Goal. In the listing below, how many lines contain the word "SRMTID"? Please respond with the number only.

● ● ● ●

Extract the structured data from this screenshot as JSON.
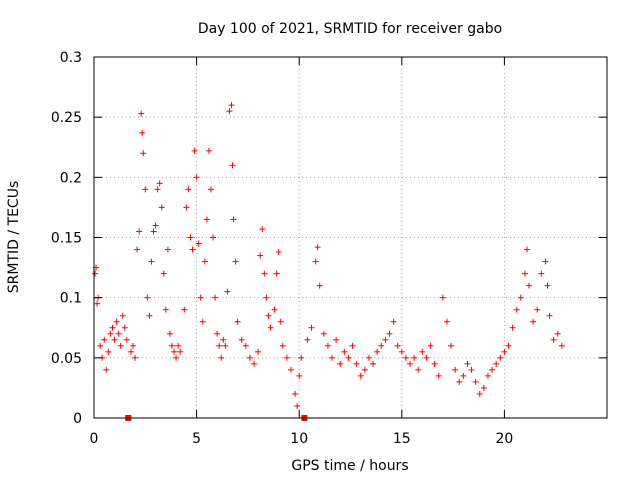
{
  "chart_data": {
    "type": "scatter",
    "title": "Day 100 of 2021, SRMTID for receiver gabo",
    "xlabel": "GPS time / hours",
    "ylabel": "SRMTID / TECUs",
    "xlim": [
      0,
      25
    ],
    "ylim": [
      0,
      0.3
    ],
    "xticks": [
      0,
      5,
      10,
      15,
      20
    ],
    "xtick_labels": [
      "0",
      "5",
      "10",
      "15",
      "20"
    ],
    "yticks": [
      0,
      0.05,
      0.1,
      0.15,
      0.2,
      0.25,
      0.3
    ],
    "ytick_labels": [
      "0",
      "0.05",
      "0.1",
      "0.15",
      "0.2",
      "0.25",
      "0.3"
    ],
    "grid": true,
    "marker": "+",
    "color": "#ff0000",
    "data_gaps_x": [
      1.67,
      10.25
    ],
    "series": [
      {
        "name": "SRMTID",
        "points": [
          [
            0.05,
            0.12
          ],
          [
            0.1,
            0.125
          ],
          [
            0.15,
            0.095
          ],
          [
            0.2,
            0.1
          ],
          [
            0.3,
            0.06
          ],
          [
            0.4,
            0.05
          ],
          [
            0.5,
            0.065
          ],
          [
            0.6,
            0.04
          ],
          [
            0.7,
            0.055
          ],
          [
            0.8,
            0.07
          ],
          [
            0.9,
            0.075
          ],
          [
            1.0,
            0.065
          ],
          [
            1.1,
            0.08
          ],
          [
            1.2,
            0.07
          ],
          [
            1.3,
            0.06
          ],
          [
            1.4,
            0.085
          ],
          [
            1.5,
            0.075
          ],
          [
            1.6,
            0.065
          ],
          [
            1.8,
            0.055
          ],
          [
            1.9,
            0.06
          ],
          [
            2.0,
            0.05
          ],
          [
            2.1,
            0.14
          ],
          [
            2.2,
            0.155
          ],
          [
            2.3,
            0.253
          ],
          [
            2.35,
            0.237
          ],
          [
            2.4,
            0.22
          ],
          [
            2.5,
            0.19
          ],
          [
            2.6,
            0.1
          ],
          [
            2.7,
            0.085
          ],
          [
            2.8,
            0.13
          ],
          [
            2.9,
            0.155
          ],
          [
            3.0,
            0.16
          ],
          [
            3.1,
            0.19
          ],
          [
            3.2,
            0.195
          ],
          [
            3.3,
            0.175
          ],
          [
            3.4,
            0.12
          ],
          [
            3.5,
            0.09
          ],
          [
            3.6,
            0.14
          ],
          [
            3.7,
            0.07
          ],
          [
            3.8,
            0.06
          ],
          [
            3.9,
            0.055
          ],
          [
            4.0,
            0.05
          ],
          [
            4.1,
            0.06
          ],
          [
            4.2,
            0.055
          ],
          [
            4.4,
            0.09
          ],
          [
            4.5,
            0.175
          ],
          [
            4.6,
            0.19
          ],
          [
            4.7,
            0.15
          ],
          [
            4.8,
            0.14
          ],
          [
            4.9,
            0.222
          ],
          [
            5.0,
            0.2
          ],
          [
            5.1,
            0.145
          ],
          [
            5.2,
            0.1
          ],
          [
            5.3,
            0.08
          ],
          [
            5.4,
            0.13
          ],
          [
            5.5,
            0.165
          ],
          [
            5.6,
            0.222
          ],
          [
            5.7,
            0.19
          ],
          [
            5.8,
            0.15
          ],
          [
            5.9,
            0.1
          ],
          [
            6.0,
            0.07
          ],
          [
            6.1,
            0.06
          ],
          [
            6.2,
            0.05
          ],
          [
            6.3,
            0.065
          ],
          [
            6.4,
            0.06
          ],
          [
            6.5,
            0.105
          ],
          [
            6.6,
            0.255
          ],
          [
            6.7,
            0.26
          ],
          [
            6.75,
            0.21
          ],
          [
            6.8,
            0.165
          ],
          [
            6.9,
            0.13
          ],
          [
            7.0,
            0.08
          ],
          [
            7.2,
            0.065
          ],
          [
            7.4,
            0.06
          ],
          [
            7.6,
            0.05
          ],
          [
            7.8,
            0.045
          ],
          [
            8.0,
            0.055
          ],
          [
            8.1,
            0.135
          ],
          [
            8.2,
            0.157
          ],
          [
            8.3,
            0.12
          ],
          [
            8.4,
            0.1
          ],
          [
            8.5,
            0.085
          ],
          [
            8.6,
            0.075
          ],
          [
            8.8,
            0.09
          ],
          [
            8.9,
            0.12
          ],
          [
            9.0,
            0.138
          ],
          [
            9.1,
            0.08
          ],
          [
            9.2,
            0.06
          ],
          [
            9.4,
            0.05
          ],
          [
            9.6,
            0.04
          ],
          [
            9.8,
            0.02
          ],
          [
            9.9,
            0.01
          ],
          [
            10.0,
            0.035
          ],
          [
            10.1,
            0.05
          ],
          [
            10.4,
            0.065
          ],
          [
            10.6,
            0.075
          ],
          [
            10.8,
            0.13
          ],
          [
            10.9,
            0.142
          ],
          [
            11.0,
            0.11
          ],
          [
            11.2,
            0.07
          ],
          [
            11.4,
            0.06
          ],
          [
            11.6,
            0.05
          ],
          [
            11.8,
            0.065
          ],
          [
            12.0,
            0.045
          ],
          [
            12.2,
            0.055
          ],
          [
            12.4,
            0.05
          ],
          [
            12.6,
            0.06
          ],
          [
            12.8,
            0.045
          ],
          [
            13.0,
            0.035
          ],
          [
            13.2,
            0.04
          ],
          [
            13.4,
            0.05
          ],
          [
            13.6,
            0.045
          ],
          [
            13.8,
            0.055
          ],
          [
            14.0,
            0.06
          ],
          [
            14.2,
            0.065
          ],
          [
            14.4,
            0.07
          ],
          [
            14.6,
            0.08
          ],
          [
            14.8,
            0.06
          ],
          [
            15.0,
            0.055
          ],
          [
            15.2,
            0.05
          ],
          [
            15.4,
            0.045
          ],
          [
            15.6,
            0.05
          ],
          [
            15.8,
            0.04
          ],
          [
            16.0,
            0.055
          ],
          [
            16.2,
            0.05
          ],
          [
            16.4,
            0.06
          ],
          [
            16.6,
            0.045
          ],
          [
            16.8,
            0.035
          ],
          [
            17.0,
            0.1
          ],
          [
            17.2,
            0.08
          ],
          [
            17.4,
            0.06
          ],
          [
            17.6,
            0.04
          ],
          [
            17.8,
            0.03
          ],
          [
            18.0,
            0.035
          ],
          [
            18.2,
            0.045
          ],
          [
            18.4,
            0.04
          ],
          [
            18.6,
            0.03
          ],
          [
            18.8,
            0.02
          ],
          [
            19.0,
            0.025
          ],
          [
            19.2,
            0.035
          ],
          [
            19.4,
            0.04
          ],
          [
            19.6,
            0.045
          ],
          [
            19.8,
            0.05
          ],
          [
            20.0,
            0.055
          ],
          [
            20.2,
            0.06
          ],
          [
            20.4,
            0.075
          ],
          [
            20.6,
            0.09
          ],
          [
            20.8,
            0.1
          ],
          [
            21.0,
            0.12
          ],
          [
            21.1,
            0.14
          ],
          [
            21.2,
            0.11
          ],
          [
            21.4,
            0.08
          ],
          [
            21.6,
            0.09
          ],
          [
            21.8,
            0.12
          ],
          [
            22.0,
            0.13
          ],
          [
            22.1,
            0.11
          ],
          [
            22.2,
            0.085
          ],
          [
            22.4,
            0.065
          ],
          [
            22.6,
            0.07
          ],
          [
            22.8,
            0.06
          ]
        ]
      }
    ]
  }
}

● ● ● ●

Solution to the exercise. 3